[Data entries for graphics]
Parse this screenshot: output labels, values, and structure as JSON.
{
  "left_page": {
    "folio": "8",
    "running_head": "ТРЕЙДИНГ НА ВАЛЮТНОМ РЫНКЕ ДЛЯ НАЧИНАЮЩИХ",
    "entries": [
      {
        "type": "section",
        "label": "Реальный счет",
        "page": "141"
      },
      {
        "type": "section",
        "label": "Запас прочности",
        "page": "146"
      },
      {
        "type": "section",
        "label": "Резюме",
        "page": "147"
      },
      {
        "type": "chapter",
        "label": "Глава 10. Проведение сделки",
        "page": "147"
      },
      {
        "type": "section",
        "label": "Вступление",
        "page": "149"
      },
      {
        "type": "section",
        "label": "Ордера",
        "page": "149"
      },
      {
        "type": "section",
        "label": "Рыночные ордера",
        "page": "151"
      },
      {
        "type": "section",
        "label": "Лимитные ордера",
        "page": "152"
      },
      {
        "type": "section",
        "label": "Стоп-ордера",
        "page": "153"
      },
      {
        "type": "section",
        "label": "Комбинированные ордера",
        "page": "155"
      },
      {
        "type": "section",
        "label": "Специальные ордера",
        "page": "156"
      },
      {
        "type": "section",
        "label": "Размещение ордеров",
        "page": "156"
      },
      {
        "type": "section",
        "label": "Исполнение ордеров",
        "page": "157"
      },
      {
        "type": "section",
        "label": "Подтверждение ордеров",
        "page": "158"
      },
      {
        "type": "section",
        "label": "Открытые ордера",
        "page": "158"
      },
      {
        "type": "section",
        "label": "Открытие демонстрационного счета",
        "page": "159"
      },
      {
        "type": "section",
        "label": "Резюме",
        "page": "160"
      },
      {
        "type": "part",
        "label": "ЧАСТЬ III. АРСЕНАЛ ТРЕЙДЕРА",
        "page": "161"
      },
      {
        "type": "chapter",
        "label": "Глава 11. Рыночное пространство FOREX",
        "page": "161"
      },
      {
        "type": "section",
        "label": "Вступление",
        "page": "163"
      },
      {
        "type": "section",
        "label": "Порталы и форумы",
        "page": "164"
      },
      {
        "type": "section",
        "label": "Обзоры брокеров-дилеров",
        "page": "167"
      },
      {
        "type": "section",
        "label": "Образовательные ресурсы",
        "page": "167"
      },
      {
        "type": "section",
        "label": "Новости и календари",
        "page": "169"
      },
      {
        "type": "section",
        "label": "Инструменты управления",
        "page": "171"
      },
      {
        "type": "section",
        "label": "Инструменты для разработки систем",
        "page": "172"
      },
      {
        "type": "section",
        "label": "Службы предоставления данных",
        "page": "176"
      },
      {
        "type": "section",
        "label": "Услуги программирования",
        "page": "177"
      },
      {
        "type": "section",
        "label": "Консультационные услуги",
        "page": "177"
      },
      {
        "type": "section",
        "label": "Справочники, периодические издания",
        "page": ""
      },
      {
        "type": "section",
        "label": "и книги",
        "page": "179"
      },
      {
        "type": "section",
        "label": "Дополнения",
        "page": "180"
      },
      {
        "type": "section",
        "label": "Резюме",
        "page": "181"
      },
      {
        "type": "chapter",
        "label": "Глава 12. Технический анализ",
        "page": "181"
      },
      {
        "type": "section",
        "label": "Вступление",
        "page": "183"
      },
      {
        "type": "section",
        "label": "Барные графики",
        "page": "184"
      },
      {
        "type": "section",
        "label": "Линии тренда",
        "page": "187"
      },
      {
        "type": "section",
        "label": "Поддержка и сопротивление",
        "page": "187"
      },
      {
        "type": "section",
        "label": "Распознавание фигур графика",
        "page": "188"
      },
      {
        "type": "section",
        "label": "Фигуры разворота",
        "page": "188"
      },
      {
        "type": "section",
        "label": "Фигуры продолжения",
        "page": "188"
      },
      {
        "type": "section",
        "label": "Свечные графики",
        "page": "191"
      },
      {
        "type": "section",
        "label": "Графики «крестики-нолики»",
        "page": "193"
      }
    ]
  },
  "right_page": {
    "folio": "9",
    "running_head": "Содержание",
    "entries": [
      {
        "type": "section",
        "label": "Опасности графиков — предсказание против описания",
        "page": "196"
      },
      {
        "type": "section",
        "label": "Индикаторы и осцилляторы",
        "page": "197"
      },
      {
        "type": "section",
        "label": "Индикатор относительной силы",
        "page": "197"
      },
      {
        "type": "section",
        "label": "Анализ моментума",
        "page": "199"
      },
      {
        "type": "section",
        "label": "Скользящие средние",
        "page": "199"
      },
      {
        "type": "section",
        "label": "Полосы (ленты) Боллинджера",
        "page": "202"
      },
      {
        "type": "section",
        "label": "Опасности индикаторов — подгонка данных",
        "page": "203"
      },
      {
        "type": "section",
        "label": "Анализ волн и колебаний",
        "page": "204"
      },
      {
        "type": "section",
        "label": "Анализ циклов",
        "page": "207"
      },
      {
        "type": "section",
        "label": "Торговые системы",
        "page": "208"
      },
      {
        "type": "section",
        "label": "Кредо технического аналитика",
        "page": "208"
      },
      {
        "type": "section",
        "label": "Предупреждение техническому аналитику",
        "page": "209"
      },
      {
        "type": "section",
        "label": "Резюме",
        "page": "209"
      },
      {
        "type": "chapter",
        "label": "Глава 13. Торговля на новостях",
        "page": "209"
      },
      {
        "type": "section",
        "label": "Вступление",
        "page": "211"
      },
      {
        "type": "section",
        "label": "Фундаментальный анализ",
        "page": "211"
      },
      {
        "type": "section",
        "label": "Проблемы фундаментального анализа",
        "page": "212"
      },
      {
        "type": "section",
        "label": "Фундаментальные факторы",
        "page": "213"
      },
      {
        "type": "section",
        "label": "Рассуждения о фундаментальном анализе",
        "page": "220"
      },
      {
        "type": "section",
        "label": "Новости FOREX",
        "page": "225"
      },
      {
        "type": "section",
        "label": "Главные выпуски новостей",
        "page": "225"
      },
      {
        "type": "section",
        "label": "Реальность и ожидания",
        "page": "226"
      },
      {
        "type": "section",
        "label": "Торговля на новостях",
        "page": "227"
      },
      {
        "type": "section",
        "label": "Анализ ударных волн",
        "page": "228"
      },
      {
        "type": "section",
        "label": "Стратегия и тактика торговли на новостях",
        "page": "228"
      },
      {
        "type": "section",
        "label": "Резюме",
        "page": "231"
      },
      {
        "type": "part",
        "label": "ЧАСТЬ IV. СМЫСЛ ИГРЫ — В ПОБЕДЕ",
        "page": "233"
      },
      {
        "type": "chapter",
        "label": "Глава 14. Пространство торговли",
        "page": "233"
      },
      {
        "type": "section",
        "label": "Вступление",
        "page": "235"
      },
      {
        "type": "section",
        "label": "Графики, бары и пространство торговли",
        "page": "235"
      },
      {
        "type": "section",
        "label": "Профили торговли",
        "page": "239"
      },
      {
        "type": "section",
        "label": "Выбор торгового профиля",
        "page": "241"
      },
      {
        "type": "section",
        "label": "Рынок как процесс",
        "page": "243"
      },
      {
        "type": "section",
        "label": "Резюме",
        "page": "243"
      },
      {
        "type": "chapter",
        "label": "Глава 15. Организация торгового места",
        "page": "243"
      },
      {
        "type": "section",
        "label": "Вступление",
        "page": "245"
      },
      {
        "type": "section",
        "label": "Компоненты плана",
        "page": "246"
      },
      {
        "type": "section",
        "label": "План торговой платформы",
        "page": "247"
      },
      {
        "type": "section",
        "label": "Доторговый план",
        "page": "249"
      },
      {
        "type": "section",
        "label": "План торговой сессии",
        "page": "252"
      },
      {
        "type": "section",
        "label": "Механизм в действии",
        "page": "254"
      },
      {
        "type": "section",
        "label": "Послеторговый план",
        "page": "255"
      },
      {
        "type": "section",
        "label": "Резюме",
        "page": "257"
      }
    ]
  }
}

** What to produce **
Show the lines of the records that contain the word "Торговля".

** Full response **
        "label": "Глава 13. Торговля на новостях",
        "label": "Торговля на новостях",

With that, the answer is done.